Problem description:
Please render the lines starting at the one containing "- x-tick-label-ft: 6: [576, 405, 582, 417]" and ending at the one containing "- footer-tagline: Research" as a numbered list, leaving out blank lines.

Stored entries
— BEGIN —
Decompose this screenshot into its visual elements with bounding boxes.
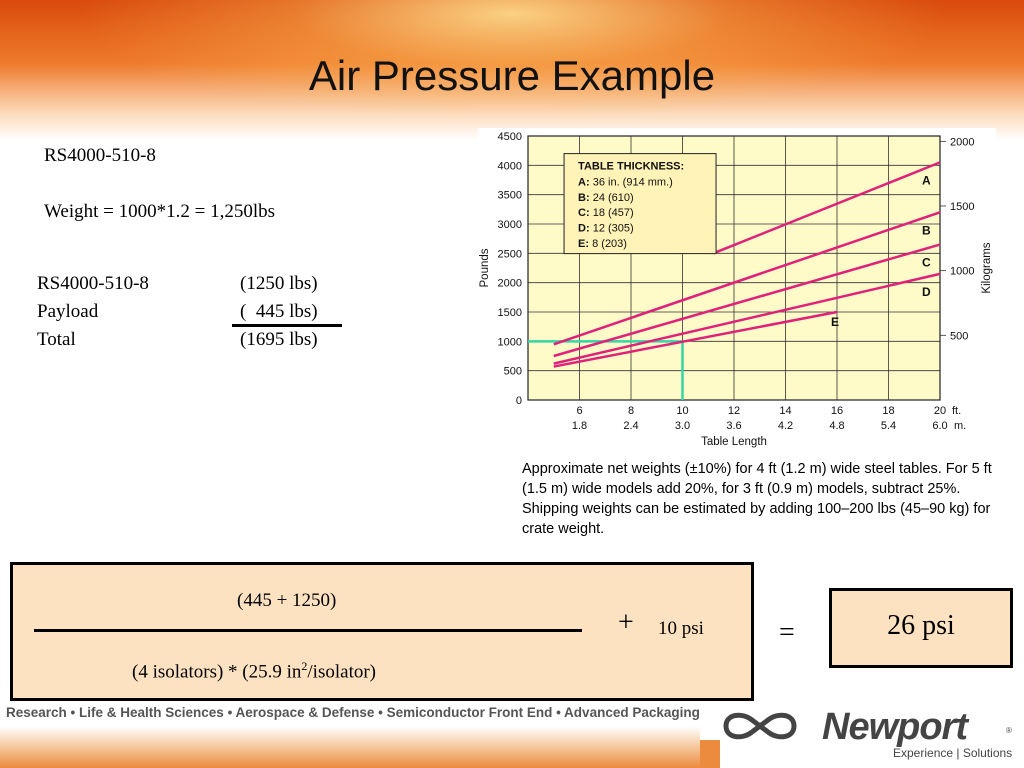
- x-tick-label-ft: 6: [576, 405, 582, 417]
- y-tick-label: 0: [516, 395, 522, 407]
- formula-denominator-post: /isolator): [307, 661, 377, 683]
- legend-text: 36 in. (914 mm.): [590, 177, 673, 189]
- x-tick-label-m: 5.4: [881, 420, 896, 432]
- x-tick-label-ft: 12: [728, 405, 740, 417]
- x-tick-label-ft: 18: [882, 405, 894, 417]
- x-tick-label-m: 6.0: [932, 420, 947, 432]
- legend-title: TABLE THICKNESS:: [578, 161, 684, 173]
- y2-tick-label: 500: [950, 330, 968, 342]
- fraction-line: [34, 629, 582, 632]
- slide-title: Air Pressure Example: [308, 52, 716, 99]
- y2-tick-label: 1500: [950, 201, 974, 213]
- x-tick-label-ft: 14: [779, 405, 791, 417]
- y-tick-label: 3500: [498, 190, 522, 202]
- legend-key: E:: [578, 238, 589, 250]
- footer-tagline: Research • Life & Health Sciences • Aero…: [6, 705, 700, 720]
- legend-entry: C: 18 (457): [578, 207, 634, 219]
- chart-note: Approximate net weights (±10%) for 4 ft …: [522, 461, 992, 537]
- legend-entry: B: 24 (610): [578, 192, 634, 204]
- table-row-value: (1695 lbs): [240, 329, 318, 350]
- result-box: [829, 588, 1013, 668]
- footer-gradient-edge: [700, 740, 720, 768]
- table-row-value: ( 445 lbs): [240, 301, 318, 322]
- x-unit-ft: ft.: [952, 405, 961, 417]
- series-line-e: [553, 310, 838, 368]
- x-tick-label-ft: 10: [676, 405, 688, 417]
- sum-rule: [232, 324, 342, 327]
- formula-numerator: (445 + 1250): [237, 590, 337, 611]
- footer-gradient: [0, 726, 700, 768]
- newport-logo-icon: [723, 712, 797, 740]
- weight-line: Weight = 1000*1.2 = 1,250lbs: [44, 201, 276, 222]
- series-label-b: B: [922, 223, 931, 237]
- formula-denominator: (4 isolators) * (25.9 in2/isolator): [132, 659, 376, 683]
- legend-text: 12 (305): [590, 223, 634, 235]
- header-glow: [0, 0, 1024, 140]
- y-tick-label: 2000: [498, 278, 522, 290]
- y-tick-label: 3000: [498, 219, 522, 231]
- x-tick-label-m: 3.6: [726, 420, 741, 432]
- table-row-label: Payload: [37, 301, 99, 322]
- y-tick-label: 4500: [498, 131, 522, 143]
- x-tick-label-ft: 16: [831, 405, 843, 417]
- legend-entry: A: 36 in. (914 mm.): [578, 177, 673, 189]
- registered-mark: ®: [1006, 726, 1012, 735]
- y-tick-label: 4000: [498, 160, 522, 172]
- series-label-c: C: [922, 256, 931, 270]
- series-line-c: [553, 243, 941, 358]
- formula-addend: 10 psi: [658, 618, 704, 639]
- legend-text: 24 (610): [590, 192, 634, 204]
- x-axis-label: Table Length: [701, 436, 767, 448]
- y-tick-label: 2500: [498, 248, 522, 260]
- legend-key: C:: [578, 207, 590, 219]
- formula-plus: +: [618, 607, 634, 638]
- plot-border: [527, 135, 941, 401]
- series-line-b: [553, 211, 941, 346]
- series-line-a: [712, 161, 941, 255]
- legend-text: 18 (457): [590, 207, 634, 219]
- result-value: 26 psi: [887, 610, 955, 641]
- series-label-e: E: [831, 315, 839, 329]
- series-line-d: [553, 272, 941, 365]
- table-row-label: Total: [37, 329, 76, 350]
- legend-entry: D: 12 (305): [578, 223, 634, 235]
- y2-tick-label: 2000: [950, 136, 974, 148]
- formula-equals: =: [779, 617, 795, 648]
- formula-denominator-pre: (4 isolators) * (25.9 in: [132, 661, 302, 683]
- x-tick-label-m: 1.8: [572, 420, 587, 432]
- table-row-value: (1250 lbs): [240, 273, 318, 294]
- x-tick-label-m: 2.4: [623, 420, 638, 432]
- x-tick-label-m: 3.0: [675, 420, 690, 432]
- x-tick-label-m: 4.2: [778, 420, 793, 432]
- legend-key: A:: [578, 177, 590, 189]
- legend-key: B:: [578, 192, 590, 204]
- legend-text: 8 (203): [589, 238, 627, 250]
- x-unit-m: m.: [954, 420, 966, 432]
- series-label-a: A: [922, 173, 931, 187]
- y2-tick-label: 1000: [950, 266, 974, 278]
- y-tick-label: 1500: [498, 307, 522, 319]
- y-tick-label: 1000: [498, 336, 522, 348]
- x-tick-label-ft: 8: [628, 405, 634, 417]
- y-tick-label: 500: [504, 366, 522, 378]
- x-tick-label-ft: 20: [934, 405, 946, 417]
- legend-entry: E: 8 (203): [578, 238, 627, 250]
- legend-box: [563, 153, 717, 255]
- series-label-d: D: [922, 285, 931, 299]
- legend-key: D:: [578, 223, 590, 235]
- formula-denominator-sup: 2: [301, 659, 308, 673]
- weight-chart: 0 500 1000 1500 2000 2500 3000 3500 4000 4500 500 1…: [478, 128, 996, 450]
- y-axis-label: Pounds: [479, 248, 491, 287]
- brand-subtitle: Experience | Solutions: [893, 746, 1013, 760]
- y2-axis-label: Kilograms: [981, 242, 993, 293]
- brand-name: Newport: [822, 706, 968, 748]
- model-line: RS4000-510-8: [44, 145, 156, 166]
- x-tick-label-m: 4.8: [829, 420, 844, 432]
- table-row-label: RS4000-510-8: [37, 273, 149, 294]
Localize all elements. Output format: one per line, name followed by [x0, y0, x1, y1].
— END —
Answer to this task:
1. - x-tick-label-ft: 6: [576, 405, 582, 417]
2. - y-tick-label: 0: [516, 395, 522, 407]
3. - formula-denominator-post: /isolator): [307, 661, 377, 683]
4. - legend-text: 36 in. (914 mm.): [590, 177, 673, 189]
5. - x-tick-label-m: 5.4: [881, 420, 896, 432]
6. - x-tick-label-ft: 12: [728, 405, 740, 417]
7. - x-tick-label-ft: 18: [882, 405, 894, 417]
8. - x-tick-label-m: 6.0: [932, 420, 947, 432]
9. - legend-title: TABLE THICKNESS:: [578, 161, 684, 173]
10. - y2-tick-label: 500: [950, 330, 968, 342]
11. - fraction-line: [34, 629, 582, 632]
12. - slide-title: Air Pressure Example: [308, 52, 716, 99]
13. - y2-tick-label: 1500: [950, 201, 974, 213]
14. - x-tick-label-ft: 14: [779, 405, 791, 417]
15. - y-tick-label: 3500: [498, 190, 522, 202]
16. - legend-key: E:: [578, 238, 589, 250]
17. - footer-tagline: Research • Life & Health Sciences • Aero…: [6, 705, 700, 720]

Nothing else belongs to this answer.